Copy every line of the following data that includes the string "visibility".

==*==

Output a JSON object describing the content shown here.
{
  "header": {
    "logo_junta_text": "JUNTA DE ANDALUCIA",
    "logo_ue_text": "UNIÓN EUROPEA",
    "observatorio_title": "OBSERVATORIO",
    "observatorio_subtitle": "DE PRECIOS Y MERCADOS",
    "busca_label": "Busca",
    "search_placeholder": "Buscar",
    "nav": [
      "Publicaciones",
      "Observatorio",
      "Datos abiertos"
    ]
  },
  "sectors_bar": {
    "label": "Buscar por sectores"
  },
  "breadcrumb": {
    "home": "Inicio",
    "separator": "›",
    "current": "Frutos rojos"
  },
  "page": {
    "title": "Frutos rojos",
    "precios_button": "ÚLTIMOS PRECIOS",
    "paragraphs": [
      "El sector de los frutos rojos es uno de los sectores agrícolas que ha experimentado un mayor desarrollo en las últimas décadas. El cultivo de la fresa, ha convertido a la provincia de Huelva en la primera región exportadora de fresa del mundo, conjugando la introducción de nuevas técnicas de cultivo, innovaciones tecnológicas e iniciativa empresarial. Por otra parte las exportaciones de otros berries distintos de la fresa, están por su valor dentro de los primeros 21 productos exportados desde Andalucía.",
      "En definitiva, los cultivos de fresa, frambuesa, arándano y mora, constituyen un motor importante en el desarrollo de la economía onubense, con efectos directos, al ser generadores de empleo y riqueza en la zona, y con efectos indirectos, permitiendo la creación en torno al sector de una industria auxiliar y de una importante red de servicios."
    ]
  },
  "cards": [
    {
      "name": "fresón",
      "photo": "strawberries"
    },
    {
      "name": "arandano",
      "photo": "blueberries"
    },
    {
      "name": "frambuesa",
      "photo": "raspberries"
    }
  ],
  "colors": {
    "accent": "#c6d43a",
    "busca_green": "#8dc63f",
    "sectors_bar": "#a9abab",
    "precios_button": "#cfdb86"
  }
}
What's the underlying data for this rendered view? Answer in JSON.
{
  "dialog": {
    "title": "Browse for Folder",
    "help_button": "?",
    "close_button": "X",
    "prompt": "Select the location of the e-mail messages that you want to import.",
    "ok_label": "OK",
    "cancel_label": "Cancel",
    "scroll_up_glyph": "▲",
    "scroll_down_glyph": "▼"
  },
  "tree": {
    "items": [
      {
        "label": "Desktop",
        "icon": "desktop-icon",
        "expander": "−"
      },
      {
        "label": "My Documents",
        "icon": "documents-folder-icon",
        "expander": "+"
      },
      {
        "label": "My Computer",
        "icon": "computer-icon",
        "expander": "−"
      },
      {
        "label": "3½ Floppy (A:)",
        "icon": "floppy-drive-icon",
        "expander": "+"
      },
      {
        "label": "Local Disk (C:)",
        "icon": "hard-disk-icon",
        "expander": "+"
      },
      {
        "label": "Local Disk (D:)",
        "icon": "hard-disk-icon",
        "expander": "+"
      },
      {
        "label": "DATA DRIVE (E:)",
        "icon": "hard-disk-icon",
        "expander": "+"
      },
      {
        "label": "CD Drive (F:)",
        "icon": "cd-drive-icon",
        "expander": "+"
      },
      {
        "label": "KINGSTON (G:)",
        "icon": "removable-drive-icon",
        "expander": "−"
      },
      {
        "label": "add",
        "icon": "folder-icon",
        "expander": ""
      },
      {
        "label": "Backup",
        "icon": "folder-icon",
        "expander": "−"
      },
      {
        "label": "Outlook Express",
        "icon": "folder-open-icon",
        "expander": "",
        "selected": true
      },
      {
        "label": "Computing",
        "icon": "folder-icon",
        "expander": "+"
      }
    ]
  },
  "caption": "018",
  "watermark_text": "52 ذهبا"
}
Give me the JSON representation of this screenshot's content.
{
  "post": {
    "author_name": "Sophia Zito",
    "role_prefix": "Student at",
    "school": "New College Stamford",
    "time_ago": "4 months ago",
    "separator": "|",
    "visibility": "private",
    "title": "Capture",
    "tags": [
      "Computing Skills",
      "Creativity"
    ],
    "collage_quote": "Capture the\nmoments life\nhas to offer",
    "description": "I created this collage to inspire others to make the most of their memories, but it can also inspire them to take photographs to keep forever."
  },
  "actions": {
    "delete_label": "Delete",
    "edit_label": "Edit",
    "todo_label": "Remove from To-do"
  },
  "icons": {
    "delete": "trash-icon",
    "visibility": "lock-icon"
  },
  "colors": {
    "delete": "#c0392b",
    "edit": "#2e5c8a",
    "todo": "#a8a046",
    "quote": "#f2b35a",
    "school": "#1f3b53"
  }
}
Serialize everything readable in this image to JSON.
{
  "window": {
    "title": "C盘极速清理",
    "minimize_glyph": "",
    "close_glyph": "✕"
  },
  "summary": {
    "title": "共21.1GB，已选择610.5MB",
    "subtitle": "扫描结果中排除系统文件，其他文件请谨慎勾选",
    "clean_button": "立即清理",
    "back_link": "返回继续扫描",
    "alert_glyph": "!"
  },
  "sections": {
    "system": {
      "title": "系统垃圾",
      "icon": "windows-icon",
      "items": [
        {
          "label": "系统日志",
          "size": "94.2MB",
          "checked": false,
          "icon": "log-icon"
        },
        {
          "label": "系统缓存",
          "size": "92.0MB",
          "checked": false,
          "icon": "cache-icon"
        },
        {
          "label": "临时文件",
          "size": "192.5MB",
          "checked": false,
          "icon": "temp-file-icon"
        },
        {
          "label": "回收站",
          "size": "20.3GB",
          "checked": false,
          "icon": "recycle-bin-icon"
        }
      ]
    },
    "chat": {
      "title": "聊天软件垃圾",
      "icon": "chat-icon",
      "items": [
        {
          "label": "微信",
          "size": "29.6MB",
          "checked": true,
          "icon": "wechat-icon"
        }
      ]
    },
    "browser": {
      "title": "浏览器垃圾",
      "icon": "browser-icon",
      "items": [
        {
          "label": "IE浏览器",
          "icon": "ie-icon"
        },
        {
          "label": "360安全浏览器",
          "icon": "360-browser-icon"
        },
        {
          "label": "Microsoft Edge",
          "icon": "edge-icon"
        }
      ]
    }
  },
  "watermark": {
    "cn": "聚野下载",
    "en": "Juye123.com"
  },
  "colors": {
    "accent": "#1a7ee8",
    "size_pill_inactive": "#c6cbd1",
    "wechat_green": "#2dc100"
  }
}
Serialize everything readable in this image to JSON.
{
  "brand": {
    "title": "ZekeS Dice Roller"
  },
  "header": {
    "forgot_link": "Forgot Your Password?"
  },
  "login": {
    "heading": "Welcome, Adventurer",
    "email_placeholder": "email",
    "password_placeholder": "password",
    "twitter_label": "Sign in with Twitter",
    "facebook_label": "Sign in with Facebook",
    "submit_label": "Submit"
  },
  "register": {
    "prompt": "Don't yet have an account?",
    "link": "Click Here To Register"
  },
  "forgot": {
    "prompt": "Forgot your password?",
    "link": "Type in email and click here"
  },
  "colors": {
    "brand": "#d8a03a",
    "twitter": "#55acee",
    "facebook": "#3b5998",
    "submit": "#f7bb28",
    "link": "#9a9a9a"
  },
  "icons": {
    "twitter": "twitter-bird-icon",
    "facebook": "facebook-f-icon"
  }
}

==*==

Output for this task –
    "visibility": "private",
    "visibility": "lock-icon"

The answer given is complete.